[Data entries]
===
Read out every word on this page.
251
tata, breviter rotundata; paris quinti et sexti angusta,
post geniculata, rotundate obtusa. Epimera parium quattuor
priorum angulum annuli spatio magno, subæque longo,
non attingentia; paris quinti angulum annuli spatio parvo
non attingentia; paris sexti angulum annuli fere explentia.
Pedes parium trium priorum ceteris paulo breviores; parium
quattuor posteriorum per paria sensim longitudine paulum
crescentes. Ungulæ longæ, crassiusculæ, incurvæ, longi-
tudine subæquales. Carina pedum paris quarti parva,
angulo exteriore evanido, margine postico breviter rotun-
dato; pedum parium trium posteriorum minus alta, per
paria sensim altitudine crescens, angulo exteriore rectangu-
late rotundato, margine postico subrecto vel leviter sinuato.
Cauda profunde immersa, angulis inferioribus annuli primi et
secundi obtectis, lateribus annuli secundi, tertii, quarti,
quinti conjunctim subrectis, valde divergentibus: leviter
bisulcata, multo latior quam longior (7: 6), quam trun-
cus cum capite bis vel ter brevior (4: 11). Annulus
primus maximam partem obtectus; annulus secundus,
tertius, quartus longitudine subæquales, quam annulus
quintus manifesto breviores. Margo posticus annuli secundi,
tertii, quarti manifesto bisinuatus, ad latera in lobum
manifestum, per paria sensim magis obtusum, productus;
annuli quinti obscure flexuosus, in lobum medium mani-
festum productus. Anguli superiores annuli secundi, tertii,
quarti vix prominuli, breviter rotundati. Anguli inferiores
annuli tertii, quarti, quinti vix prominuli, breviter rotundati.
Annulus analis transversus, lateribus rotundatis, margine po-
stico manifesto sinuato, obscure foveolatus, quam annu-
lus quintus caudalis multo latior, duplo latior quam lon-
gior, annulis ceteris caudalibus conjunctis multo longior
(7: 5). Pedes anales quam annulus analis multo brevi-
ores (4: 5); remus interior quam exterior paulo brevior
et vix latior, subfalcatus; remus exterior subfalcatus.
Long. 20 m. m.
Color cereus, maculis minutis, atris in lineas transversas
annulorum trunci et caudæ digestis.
===
> [THE EXERCISE]: Every record should be given again exactly.

> [FINAL RESULT]:
Read out every word on this page.
251
tata, breviter rotundata; paris quinti et sexti angusta,
post geniculata, rotundate obtusa. Epimera parium quattuor
priorum angulum annuli spatio magno, subæque longo,
non attingentia; paris quinti angulum annuli spatio parvo
non attingentia; paris sexti angulum annuli fere explentia.
Pedes parium trium priorum ceteris paulo breviores; parium
quattuor posteriorum per paria sensim longitudine paulum
crescentes. Ungulæ longæ, crassiusculæ, incurvæ, longi-
tudine subæquales. Carina pedum paris quarti parva,
angulo exteriore evanido, margine postico breviter rotun-
dato; pedum parium trium posteriorum minus alta, per
paria sensim altitudine crescens, angulo exteriore rectangu-
late rotundato, margine postico subrecto vel leviter sinuato.
Cauda profunde immersa, angulis inferioribus annuli primi et
secundi obtectis, lateribus annuli secundi, tertii, quarti,
quinti conjunctim subrectis, valde divergentibus: leviter
bisulcata, multo latior quam longior (7: 6), quam trun-
cus cum capite bis vel ter brevior (4: 11). Annulus
primus maximam partem obtectus; annulus secundus,
tertius, quartus longitudine subæquales, quam annulus
quintus manifesto breviores. Margo posticus annuli secundi,
tertii, quarti manifesto bisinuatus, ad latera in lobum
manifestum, per paria sensim magis obtusum, productus;
annuli quinti obscure flexuosus, in lobum medium mani-
festum productus. Anguli superiores annuli secundi, tertii,
quarti vix prominuli, breviter rotundati. Anguli inferiores
annuli tertii, quarti, quinti vix prominuli, breviter rotundati.
Annulus analis transversus, lateribus rotundatis, margine po-
stico manifesto sinuato, obscure foveolatus, quam annu-
lus quintus caudalis multo latior, duplo latior quam lon-
gior, annulis ceteris caudalibus conjunctis multo longior
(7: 5). Pedes anales quam annulus analis multo brevi-
ores (4: 5); remus interior quam exterior paulo brevior
et vix latior, subfalcatus; remus exterior subfalcatus.
Long. 20 m. m.
Color cereus, maculis minutis, atris in lineas transversas
annulorum trunci et caudæ digestis.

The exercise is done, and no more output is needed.